Retype the full set of records. Keep every character identical.

════════

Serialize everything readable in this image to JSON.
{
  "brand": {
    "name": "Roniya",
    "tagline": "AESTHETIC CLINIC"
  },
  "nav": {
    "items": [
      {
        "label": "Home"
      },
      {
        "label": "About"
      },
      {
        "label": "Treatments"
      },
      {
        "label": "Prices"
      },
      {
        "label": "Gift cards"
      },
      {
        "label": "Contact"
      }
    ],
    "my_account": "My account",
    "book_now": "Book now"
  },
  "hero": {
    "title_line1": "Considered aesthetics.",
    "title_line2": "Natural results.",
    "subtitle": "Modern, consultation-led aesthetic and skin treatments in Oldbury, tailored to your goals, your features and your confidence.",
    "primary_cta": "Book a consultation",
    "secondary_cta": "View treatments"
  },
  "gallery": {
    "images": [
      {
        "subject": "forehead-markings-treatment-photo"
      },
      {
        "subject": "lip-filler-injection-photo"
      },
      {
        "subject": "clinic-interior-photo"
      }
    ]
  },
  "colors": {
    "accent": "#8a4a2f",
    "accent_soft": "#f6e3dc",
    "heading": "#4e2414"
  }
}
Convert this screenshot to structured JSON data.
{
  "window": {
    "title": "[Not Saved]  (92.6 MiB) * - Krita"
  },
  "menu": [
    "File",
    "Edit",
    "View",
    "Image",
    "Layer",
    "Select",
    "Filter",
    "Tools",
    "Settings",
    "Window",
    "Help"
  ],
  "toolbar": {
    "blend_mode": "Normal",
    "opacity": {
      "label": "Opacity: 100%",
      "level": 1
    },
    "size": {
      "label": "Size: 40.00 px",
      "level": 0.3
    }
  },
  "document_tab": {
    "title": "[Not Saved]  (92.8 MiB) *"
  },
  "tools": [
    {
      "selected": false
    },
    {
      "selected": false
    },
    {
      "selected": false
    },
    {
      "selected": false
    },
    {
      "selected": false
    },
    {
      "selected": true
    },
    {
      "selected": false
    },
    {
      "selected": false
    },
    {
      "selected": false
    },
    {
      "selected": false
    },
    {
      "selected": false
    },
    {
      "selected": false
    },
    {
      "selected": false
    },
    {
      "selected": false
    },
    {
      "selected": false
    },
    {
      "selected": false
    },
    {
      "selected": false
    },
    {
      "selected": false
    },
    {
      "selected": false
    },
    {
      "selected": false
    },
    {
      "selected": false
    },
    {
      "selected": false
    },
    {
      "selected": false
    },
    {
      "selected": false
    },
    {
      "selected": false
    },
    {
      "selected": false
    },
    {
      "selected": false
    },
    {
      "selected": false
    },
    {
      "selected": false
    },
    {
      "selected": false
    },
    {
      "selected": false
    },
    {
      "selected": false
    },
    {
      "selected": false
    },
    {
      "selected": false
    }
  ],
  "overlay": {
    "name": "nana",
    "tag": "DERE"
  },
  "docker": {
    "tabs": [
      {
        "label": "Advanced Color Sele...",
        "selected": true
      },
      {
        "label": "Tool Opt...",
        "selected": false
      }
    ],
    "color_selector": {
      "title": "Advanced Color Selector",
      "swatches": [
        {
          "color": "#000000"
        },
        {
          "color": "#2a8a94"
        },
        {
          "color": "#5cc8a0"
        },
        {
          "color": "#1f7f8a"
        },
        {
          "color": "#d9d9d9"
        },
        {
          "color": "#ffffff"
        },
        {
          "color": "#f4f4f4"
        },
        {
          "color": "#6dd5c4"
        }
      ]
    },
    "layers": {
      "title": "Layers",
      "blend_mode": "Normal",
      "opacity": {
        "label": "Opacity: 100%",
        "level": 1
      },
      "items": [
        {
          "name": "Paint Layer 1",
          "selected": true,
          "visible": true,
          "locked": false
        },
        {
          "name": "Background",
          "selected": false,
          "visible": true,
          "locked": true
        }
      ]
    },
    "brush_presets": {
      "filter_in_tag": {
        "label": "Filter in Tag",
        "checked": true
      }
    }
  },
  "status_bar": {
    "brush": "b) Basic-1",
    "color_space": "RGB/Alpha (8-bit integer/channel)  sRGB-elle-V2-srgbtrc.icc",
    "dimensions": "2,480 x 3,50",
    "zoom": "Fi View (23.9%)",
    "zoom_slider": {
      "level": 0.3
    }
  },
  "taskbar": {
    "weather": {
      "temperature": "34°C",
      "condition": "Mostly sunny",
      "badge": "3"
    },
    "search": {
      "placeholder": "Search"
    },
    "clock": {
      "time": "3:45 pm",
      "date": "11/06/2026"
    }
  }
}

════════

§ TASK RESPONSE
Serialize everything readable in this image to JSON.
{
  "brand": {
    "name": "Roniya",
    "tagline": "AESTHETIC CLINIC"
  },
  "nav": {
    "items": [
      {
        "label": "Home"
      },
      {
        "label": "About"
      },
      {
        "label": "Treatments"
      },
      {
        "label": "Prices"
      },
      {
        "label": "Gift cards"
      },
      {
        "label": "Contact"
      }
    ],
    "my_account": "My account",
    "book_now": "Book now"
  },
  "hero": {
    "title_line1": "Considered aesthetics.",
    "title_line2": "Natural results.",
    "subtitle": "Modern, consultation-led aesthetic and skin treatments in Oldbury, tailored to your goals, your features and your confidence.",
    "primary_cta": "Book a consultation",
    "secondary_cta": "View treatments"
  },
  "gallery": {
    "images": [
      {
        "subject": "forehead-markings-treatment-photo"
      },
      {
        "subject": "lip-filler-injection-photo"
      },
      {
        "subject": "clinic-interior-photo"
      }
    ]
  },
  "colors": {
    "accent": "#8a4a2f",
    "accent_soft": "#f6e3dc",
    "heading": "#4e2414"
  }
}
Convert this screenshot to structured JSON data.
{
  "window": {
    "title": "[Not Saved]  (92.6 MiB) * - Krita"
  },
  "menu": [
    "File",
    "Edit",
    "View",
    "Image",
    "Layer",
    "Select",
    "Filter",
    "Tools",
    "Settings",
    "Window",
    "Help"
  ],
  "toolbar": {
    "blend_mode": "Normal",
    "opacity": {
      "label": "Opacity: 100%",
      "level": 1
    },
    "size": {
      "label": "Size: 40.00 px",
      "level": 0.3
    }
  },
  "document_tab": {
    "title": "[Not Saved]  (92.8 MiB) *"
  },
  "tools": [
    {
      "selected": false
    },
    {
      "selected": false
    },
    {
      "selected": false
    },
    {
      "selected": false
    },
    {
      "selected": false
    },
    {
      "selected": true
    },
    {
      "selected": false
    },
    {
      "selected": false
    },
    {
      "selected": false
    },
    {
      "selected": false
    },
    {
      "selected": false
    },
    {
      "selected": false
    },
    {
      "selected": false
    },
    {
      "selected": false
    },
    {
      "selected": false
    },
    {
      "selected": false
    },
    {
      "selected": false
    },
    {
      "selected": false
    },
    {
      "selected": false
    },
    {
      "selected": false
    },
    {
      "selected": false
    },
    {
      "selected": false
    },
    {
      "selected": false
    },
    {
      "selected": false
    },
    {
      "selected": false
    },
    {
      "selected": false
    },
    {
      "selected": false
    },
    {
      "selected": false
    },
    {
      "selected": false
    },
    {
      "selected": false
    },
    {
      "selected": false
    },
    {
      "selected": false
    },
    {
      "selected": false
    },
    {
      "selected": false
    }
  ],
  "overlay": {
    "name": "nana",
    "tag": "DERE"
  },
  "docker": {
    "tabs": [
      {
        "label": "Advanced Color Sele...",
        "selected": true
      },
      {
        "label": "Tool Opt...",
        "selected": false
      }
    ],
    "color_selector": {
      "title": "Advanced Color Selector",
      "swatches": [
        {
          "color": "#000000"
        },
        {
          "color": "#2a8a94"
        },
        {
          "color": "#5cc8a0"
        },
        {
          "color": "#1f7f8a"
        },
        {
          "color": "#d9d9d9"
        },
        {
          "color": "#ffffff"
        },
        {
          "color": "#f4f4f4"
        },
        {
          "color": "#6dd5c4"
        }
      ]
    },
    "layers": {
      "title": "Layers",
      "blend_mode": "Normal",
      "opacity": {
        "label": "Opacity: 100%",
        "level": 1
      },
      "items": [
        {
          "name": "Paint Layer 1",
          "selected": true,
          "visible": true,
          "locked": false
        },
        {
          "name": "Background",
          "selected": false,
          "visible": true,
          "locked": true
        }
      ]
    },
    "brush_presets": {
      "filter_in_tag": {
        "label": "Filter in Tag",
        "checked": true
      }
    }
  },
  "status_bar": {
    "brush": "b) Basic-1",
    "color_space": "RGB/Alpha (8-bit integer/channel)  sRGB-elle-V2-srgbtrc.icc",
    "dimensions": "2,480 x 3,50",
    "zoom": "Fi View (23.9%)",
    "zoom_slider": {
      "level": 0.3
    }
  },
  "taskbar": {
    "weather": {
      "temperature": "34°C",
      "condition": "Mostly sunny",
      "badge": "3"
    },
    "search": {
      "placeholder": "Search"
    },
    "clock": {
      "time": "3:45 pm",
      "date": "11/06/2026"
    }
  }
}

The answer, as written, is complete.